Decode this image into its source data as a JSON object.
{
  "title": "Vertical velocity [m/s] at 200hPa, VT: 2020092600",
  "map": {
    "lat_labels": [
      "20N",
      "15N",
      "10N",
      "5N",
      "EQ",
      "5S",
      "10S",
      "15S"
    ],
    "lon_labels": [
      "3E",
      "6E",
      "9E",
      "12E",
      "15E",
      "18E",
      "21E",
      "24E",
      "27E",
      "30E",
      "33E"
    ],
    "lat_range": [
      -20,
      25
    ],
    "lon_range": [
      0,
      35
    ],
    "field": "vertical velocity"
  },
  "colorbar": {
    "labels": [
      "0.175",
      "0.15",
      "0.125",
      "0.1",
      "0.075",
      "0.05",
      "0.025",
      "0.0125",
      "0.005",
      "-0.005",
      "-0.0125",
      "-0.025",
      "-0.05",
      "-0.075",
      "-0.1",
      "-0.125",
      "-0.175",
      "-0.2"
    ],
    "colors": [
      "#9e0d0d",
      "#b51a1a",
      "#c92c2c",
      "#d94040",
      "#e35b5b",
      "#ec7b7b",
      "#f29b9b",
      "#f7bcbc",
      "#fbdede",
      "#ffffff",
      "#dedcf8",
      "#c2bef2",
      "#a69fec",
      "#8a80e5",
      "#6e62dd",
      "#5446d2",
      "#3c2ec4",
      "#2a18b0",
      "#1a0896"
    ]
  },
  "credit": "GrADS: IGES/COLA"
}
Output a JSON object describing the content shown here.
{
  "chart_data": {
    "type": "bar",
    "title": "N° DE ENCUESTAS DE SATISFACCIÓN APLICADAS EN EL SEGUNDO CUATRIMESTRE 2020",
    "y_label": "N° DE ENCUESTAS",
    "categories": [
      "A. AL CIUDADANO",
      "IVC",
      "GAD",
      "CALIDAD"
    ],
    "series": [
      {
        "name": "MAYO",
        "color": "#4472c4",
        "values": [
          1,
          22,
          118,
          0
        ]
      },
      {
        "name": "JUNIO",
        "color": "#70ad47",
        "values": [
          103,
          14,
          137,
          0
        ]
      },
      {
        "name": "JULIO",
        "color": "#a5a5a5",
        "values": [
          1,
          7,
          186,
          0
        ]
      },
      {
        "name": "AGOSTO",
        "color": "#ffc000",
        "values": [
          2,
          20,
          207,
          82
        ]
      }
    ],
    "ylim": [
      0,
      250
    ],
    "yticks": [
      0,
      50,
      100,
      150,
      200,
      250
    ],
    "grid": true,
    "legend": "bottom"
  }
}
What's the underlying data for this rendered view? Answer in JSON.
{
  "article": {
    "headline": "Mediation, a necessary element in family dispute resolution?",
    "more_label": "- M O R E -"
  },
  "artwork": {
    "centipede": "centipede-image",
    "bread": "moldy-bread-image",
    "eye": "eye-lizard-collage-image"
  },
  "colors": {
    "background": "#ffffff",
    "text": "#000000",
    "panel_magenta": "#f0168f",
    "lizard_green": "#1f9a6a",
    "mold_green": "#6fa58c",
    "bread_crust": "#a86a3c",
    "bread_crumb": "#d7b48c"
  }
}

=== Task goal ===
Repeat every line of the material exactly as given.

=== Problem solution ===
Decode this image into its source data as a JSON object.
{
  "title": "Vertical velocity [m/s] at 200hPa, VT: 2020092600",
  "map": {
    "lat_labels": [
      "20N",
      "15N",
      "10N",
      "5N",
      "EQ",
      "5S",
      "10S",
      "15S"
    ],
    "lon_labels": [
      "3E",
      "6E",
      "9E",
      "12E",
      "15E",
      "18E",
      "21E",
      "24E",
      "27E",
      "30E",
      "33E"
    ],
    "lat_range": [
      -20,
      25
    ],
    "lon_range": [
      0,
      35
    ],
    "field": "vertical velocity"
  },
  "colorbar": {
    "labels": [
      "0.175",
      "0.15",
      "0.125",
      "0.1",
      "0.075",
      "0.05",
      "0.025",
      "0.0125",
      "0.005",
      "-0.005",
      "-0.0125",
      "-0.025",
      "-0.05",
      "-0.075",
      "-0.1",
      "-0.125",
      "-0.175",
      "-0.2"
    ],
    "colors": [
      "#9e0d0d",
      "#b51a1a",
      "#c92c2c",
      "#d94040",
      "#e35b5b",
      "#ec7b7b",
      "#f29b9b",
      "#f7bcbc",
      "#fbdede",
      "#ffffff",
      "#dedcf8",
      "#c2bef2",
      "#a69fec",
      "#8a80e5",
      "#6e62dd",
      "#5446d2",
      "#3c2ec4",
      "#2a18b0",
      "#1a0896"
    ]
  },
  "credit": "GrADS: IGES/COLA"
}
Output a JSON object describing the content shown here.
{
  "chart_data": {
    "type": "bar",
    "title": "N° DE ENCUESTAS DE SATISFACCIÓN APLICADAS EN EL SEGUNDO CUATRIMESTRE 2020",
    "y_label": "N° DE ENCUESTAS",
    "categories": [
      "A. AL CIUDADANO",
      "IVC",
      "GAD",
      "CALIDAD"
    ],
    "series": [
      {
        "name": "MAYO",
        "color": "#4472c4",
        "values": [
          1,
          22,
          118,
          0
        ]
      },
      {
        "name": "JUNIO",
        "color": "#70ad47",
        "values": [
          103,
          14,
          137,
          0
        ]
      },
      {
        "name": "JULIO",
        "color": "#a5a5a5",
        "values": [
          1,
          7,
          186,
          0
        ]
      },
      {
        "name": "AGOSTO",
        "color": "#ffc000",
        "values": [
          2,
          20,
          207,
          82
        ]
      }
    ],
    "ylim": [
      0,
      250
    ],
    "yticks": [
      0,
      50,
      100,
      150,
      200,
      250
    ],
    "grid": true,
    "legend": "bottom"
  }
}
What's the underlying data for this rendered view? Answer in JSON.
{
  "article": {
    "headline": "Mediation, a necessary element in family dispute resolution?",
    "more_label": "- M O R E -"
  },
  "artwork": {
    "centipede": "centipede-image",
    "bread": "moldy-bread-image",
    "eye": "eye-lizard-collage-image"
  },
  "colors": {
    "background": "#ffffff",
    "text": "#000000",
    "panel_magenta": "#f0168f",
    "lizard_green": "#1f9a6a",
    "mold_green": "#6fa58c",
    "bread_crust": "#a86a3c",
    "bread_crumb": "#d7b48c"
  }
}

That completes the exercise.